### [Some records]
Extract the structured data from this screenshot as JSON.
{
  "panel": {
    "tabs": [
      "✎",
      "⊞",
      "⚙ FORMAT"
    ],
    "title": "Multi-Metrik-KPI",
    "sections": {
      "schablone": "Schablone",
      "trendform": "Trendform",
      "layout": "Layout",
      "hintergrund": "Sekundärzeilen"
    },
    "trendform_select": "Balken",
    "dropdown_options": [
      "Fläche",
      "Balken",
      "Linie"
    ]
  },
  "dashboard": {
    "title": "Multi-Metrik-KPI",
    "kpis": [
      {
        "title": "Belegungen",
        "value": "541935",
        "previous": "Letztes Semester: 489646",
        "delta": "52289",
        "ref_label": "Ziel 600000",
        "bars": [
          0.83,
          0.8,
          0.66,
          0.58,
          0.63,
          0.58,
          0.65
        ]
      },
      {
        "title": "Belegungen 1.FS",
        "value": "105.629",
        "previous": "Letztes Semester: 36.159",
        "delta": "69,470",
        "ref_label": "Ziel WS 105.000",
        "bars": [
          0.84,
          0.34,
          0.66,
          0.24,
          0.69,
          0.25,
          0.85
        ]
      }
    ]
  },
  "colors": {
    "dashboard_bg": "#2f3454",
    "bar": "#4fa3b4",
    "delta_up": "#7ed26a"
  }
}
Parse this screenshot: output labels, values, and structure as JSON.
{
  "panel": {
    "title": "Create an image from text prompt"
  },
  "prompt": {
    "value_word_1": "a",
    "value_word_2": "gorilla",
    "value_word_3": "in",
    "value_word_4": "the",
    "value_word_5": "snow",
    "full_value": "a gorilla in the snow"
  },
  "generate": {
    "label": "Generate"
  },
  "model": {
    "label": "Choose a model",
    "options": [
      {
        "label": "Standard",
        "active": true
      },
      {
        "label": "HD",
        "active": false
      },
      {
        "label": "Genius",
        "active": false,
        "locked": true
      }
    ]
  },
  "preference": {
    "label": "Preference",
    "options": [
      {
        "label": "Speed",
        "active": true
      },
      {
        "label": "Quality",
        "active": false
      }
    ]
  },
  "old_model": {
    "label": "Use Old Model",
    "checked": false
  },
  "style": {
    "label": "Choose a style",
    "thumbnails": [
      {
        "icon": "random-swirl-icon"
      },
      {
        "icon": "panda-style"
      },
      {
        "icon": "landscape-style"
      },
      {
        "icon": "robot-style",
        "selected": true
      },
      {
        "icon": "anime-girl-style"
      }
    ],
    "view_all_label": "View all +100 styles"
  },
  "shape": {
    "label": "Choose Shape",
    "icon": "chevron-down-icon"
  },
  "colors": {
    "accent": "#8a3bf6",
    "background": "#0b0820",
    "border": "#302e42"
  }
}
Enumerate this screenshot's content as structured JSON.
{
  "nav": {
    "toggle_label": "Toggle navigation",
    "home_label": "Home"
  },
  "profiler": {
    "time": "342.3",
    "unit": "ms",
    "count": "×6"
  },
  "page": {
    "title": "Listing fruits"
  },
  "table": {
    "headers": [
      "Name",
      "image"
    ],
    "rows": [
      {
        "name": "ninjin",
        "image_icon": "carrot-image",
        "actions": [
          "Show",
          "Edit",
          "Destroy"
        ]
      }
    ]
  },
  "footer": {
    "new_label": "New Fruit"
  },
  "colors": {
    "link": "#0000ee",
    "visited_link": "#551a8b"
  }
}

### [Stated exercise]
Return every line above that contains the word "structured".

### [Reply]
Extract the structured data from this screenshot as JSON.
Enumerate this screenshot's content as structured JSON.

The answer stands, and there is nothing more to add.